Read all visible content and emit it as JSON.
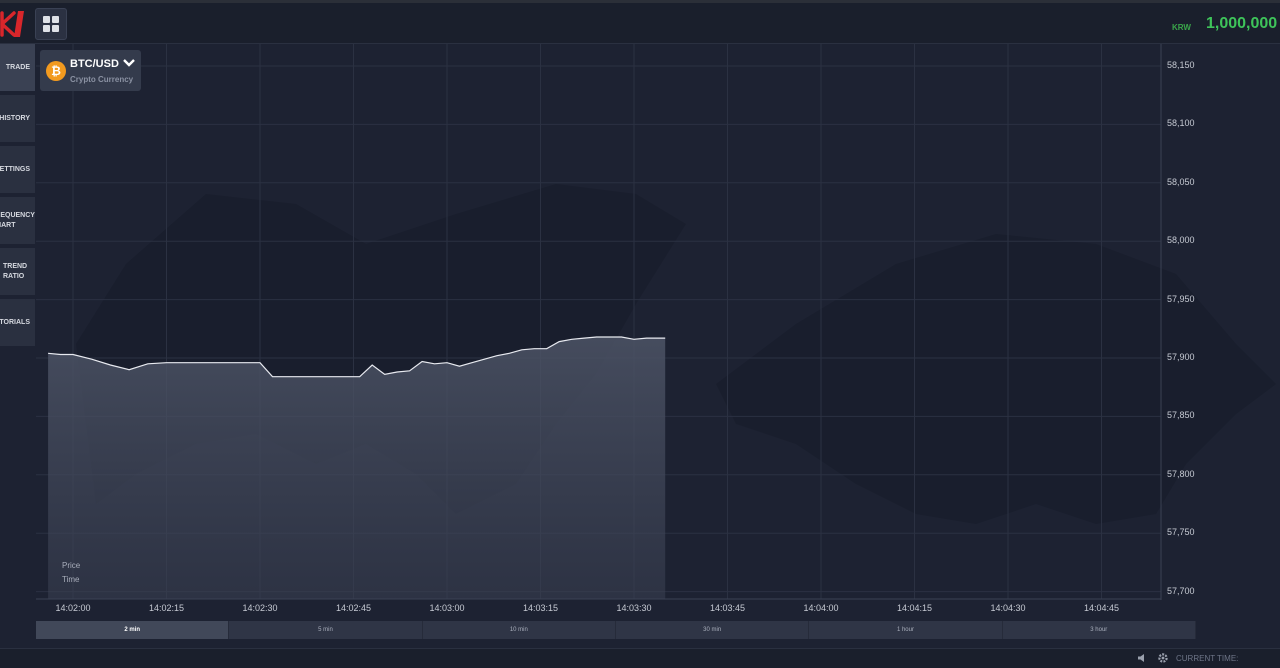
{
  "header": {
    "logo_text": "K",
    "balance_currency": "KRW",
    "balance_value": "1,000,000"
  },
  "sidebar": {
    "items": [
      {
        "label": "TRADE",
        "active": true
      },
      {
        "label": "HISTORY",
        "active": false
      },
      {
        "label": "SETTINGS",
        "active": false
      },
      {
        "label": "FREQUENCY CHART",
        "active": false
      },
      {
        "label": "TREND RATIO",
        "active": false
      },
      {
        "label": "TUTORIALS",
        "active": false
      }
    ]
  },
  "asset": {
    "pair": "BTC/USD",
    "category": "Crypto Currency",
    "icon": "bitcoin-icon",
    "icon_glyph": "₿"
  },
  "legend": {
    "price": "Price",
    "time": "Time"
  },
  "chart_data": {
    "type": "area",
    "y_ticks": [
      "58,150",
      "58,100",
      "58,050",
      "58,000",
      "57,950",
      "57,900",
      "57,850",
      "57,800",
      "57,750",
      "57,700"
    ],
    "x_ticks": [
      "14:02:00",
      "14:02:15",
      "14:02:30",
      "14:02:45",
      "14:03:00",
      "14:03:15",
      "14:03:30",
      "14:03:45",
      "14:04:00",
      "14:04:15",
      "14:04:30",
      "14:04:45"
    ],
    "ylim": [
      57700,
      58150
    ],
    "xlim_seconds_after_14_02_00": [
      0,
      165
    ],
    "series": [
      {
        "x_seconds_after_14_02_00": [
          -4,
          -2,
          0,
          3,
          6,
          9,
          12,
          15,
          18,
          21,
          24,
          27,
          30,
          32,
          35,
          38,
          41,
          44,
          46,
          48,
          50,
          52,
          54,
          56,
          58,
          60,
          62,
          64,
          66,
          68,
          70,
          72,
          74,
          76,
          78,
          80,
          82,
          84,
          86,
          88,
          90,
          92,
          94,
          95
        ],
        "y": [
          57904,
          57903,
          57903,
          57899,
          57894,
          57890,
          57895,
          57896,
          57896,
          57896,
          57896,
          57896,
          57896,
          57884,
          57884,
          57884,
          57884,
          57884,
          57884,
          57894,
          57886,
          57888,
          57889,
          57897,
          57895,
          57896,
          57893,
          57896,
          57899,
          57902,
          57904,
          57907,
          57908,
          57908,
          57914,
          57916,
          57917,
          57918,
          57918,
          57918,
          57916,
          57917,
          57917,
          57917
        ]
      }
    ],
    "grid": true,
    "colors": {
      "line": "#e8eaf0",
      "fill": "#4a5061",
      "grid": "#2b3142"
    }
  },
  "ranges": [
    {
      "label": "2 min",
      "active": true
    },
    {
      "label": "5 min",
      "active": false
    },
    {
      "label": "10 min",
      "active": false
    },
    {
      "label": "30 min",
      "active": false
    },
    {
      "label": "1 hour",
      "active": false
    },
    {
      "label": "3 hour",
      "active": false
    }
  ],
  "footer": {
    "current_time_label": "CURRENT TIME:"
  }
}
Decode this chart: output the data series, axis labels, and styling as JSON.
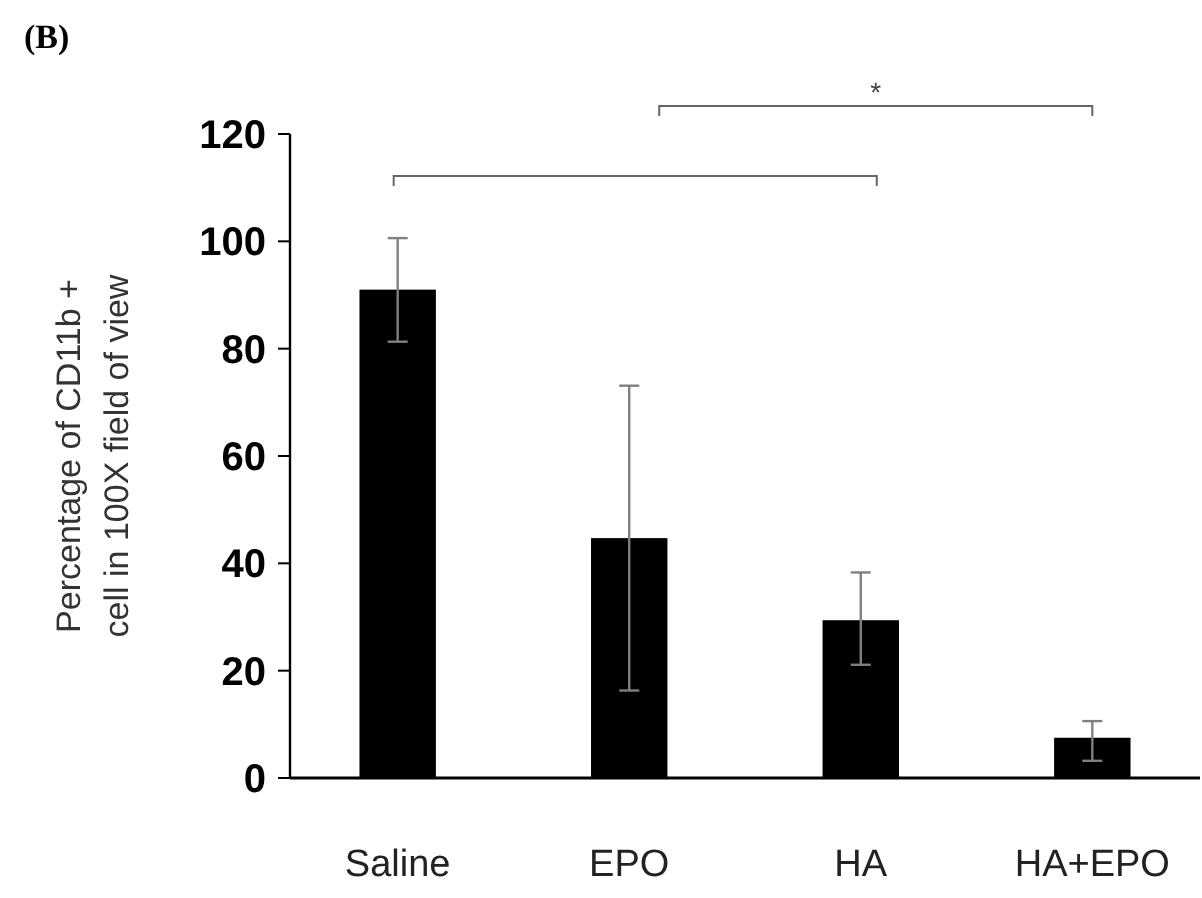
{
  "chart_data": {
    "type": "bar",
    "title": "(B)",
    "ylabel": "Percentage of CD11b +\ncell in 100X field of view",
    "categories": [
      "Saline",
      "EPO",
      "HA",
      "HA+EPO"
    ],
    "values": [
      91,
      44.7,
      29.4,
      7.5
    ],
    "errors": [
      [
        81.3,
        100.6
      ],
      [
        16.3,
        73.1
      ],
      [
        21.1,
        38.3
      ],
      [
        3.2,
        10.6
      ]
    ],
    "color": "#000000",
    "ylim": [
      0,
      120
    ],
    "yticks": [
      0,
      20,
      40,
      60,
      80,
      100,
      120
    ],
    "annotations": [
      "*"
    ]
  }
}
###
> [Prompt]: Copy the material shown above in full and exactly. Skip the pictures.

> [The answer]:
Read all visible content and emit it as JSON.
{
  "header": {
    "logo_text": "K",
    "balance_currency": "KRW",
    "balance_value": "1,000,000"
  },
  "sidebar": {
    "items": [
      {
        "label": "TRADE",
        "active": true
      },
      {
        "label": "HISTORY",
        "active": false
      },
      {
        "label": "SETTINGS",
        "active": false
      },
      {
        "label": "FREQUENCY CHART",
        "active": false
      },
      {
        "label": "TREND RATIO",
        "active": false
      },
      {
        "label": "TUTORIALS",
        "active": false
      }
    ]
  },
  "asset": {
    "pair": "BTC/USD",
    "category": "Crypto Currency",
    "icon": "bitcoin-icon",
    "icon_glyph": "₿"
  },
  "legend": {
    "price": "Price",
    "time": "Time"
  },
  "chart_data": {
    "type": "area",
    "y_ticks": [
      "58,150",
      "58,100",
      "58,050",
      "58,000",
      "57,950",
      "57,900",
      "57,850",
      "57,800",
      "57,750",
      "57,700"
    ],
    "x_ticks": [
      "14:02:00",
      "14:02:15",
      "14:02:30",
      "14:02:45",
      "14:03:00",
      "14:03:15",
      "14:03:30",
      "14:03:45",
      "14:04:00",
      "14:04:15",
      "14:04:30",
      "14:04:45"
    ],
    "ylim": [
      57700,
      58150
    ],
    "xlim_seconds_after_14_02_00": [
      0,
      165
    ],
    "series": [
      {
        "x_seconds_after_14_02_00": [
          -4,
          -2,
          0,
          3,
          6,
          9,
          12,
          15,
          18,
          21,
          24,
          27,
          30,
          32,
          35,
          38,
          41,
          44,
          46,
          48,
          50,
          52,
          54,
          56,
          58,
          60,
          62,
          64,
          66,
          68,
          70,
          72,
          74,
          76,
          78,
          80,
          82,
          84,
          86,
          88,
          90,
          92,
          94,
          95
        ],
        "y": [
          57904,
          57903,
          57903,
          57899,
          57894,
          57890,
          57895,
          57896,
          57896,
          57896,
          57896,
          57896,
          57896,
          57884,
          57884,
          57884,
          57884,
          57884,
          57884,
          57894,
          57886,
          57888,
          57889,
          57897,
          57895,
          57896,
          57893,
          57896,
          57899,
          57902,
          57904,
          57907,
          57908,
          57908,
          57914,
          57916,
          57917,
          57918,
          57918,
          57918,
          57916,
          57917,
          57917,
          57917
        ]
      }
    ],
    "grid": true,
    "colors": {
      "line": "#e8eaf0",
      "fill": "#4a5061",
      "grid": "#2b3142"
    }
  },
  "ranges": [
    {
      "label": "2 min",
      "active": true
    },
    {
      "label": "5 min",
      "active": false
    },
    {
      "label": "10 min",
      "active": false
    },
    {
      "label": "30 min",
      "active": false
    },
    {
      "label": "1 hour",
      "active": false
    },
    {
      "label": "3 hour",
      "active": false
    }
  ],
  "footer": {
    "current_time_label": "CURRENT TIME:"
  }
}
Decode this chart: output the data series, axis labels, and styling as JSON.
{
  "chart_data": {
    "type": "bar",
    "title": "(B)",
    "ylabel": "Percentage of CD11b +\ncell in 100X field of view",
    "categories": [
      "Saline",
      "EPO",
      "HA",
      "HA+EPO"
    ],
    "values": [
      91,
      44.7,
      29.4,
      7.5
    ],
    "errors": [
      [
        81.3,
        100.6
      ],
      [
        16.3,
        73.1
      ],
      [
        21.1,
        38.3
      ],
      [
        3.2,
        10.6
      ]
    ],
    "color": "#000000",
    "ylim": [
      0,
      120
    ],
    "yticks": [
      0,
      20,
      40,
      60,
      80,
      100,
      120
    ],
    "annotations": [
      "*"
    ]
  }
}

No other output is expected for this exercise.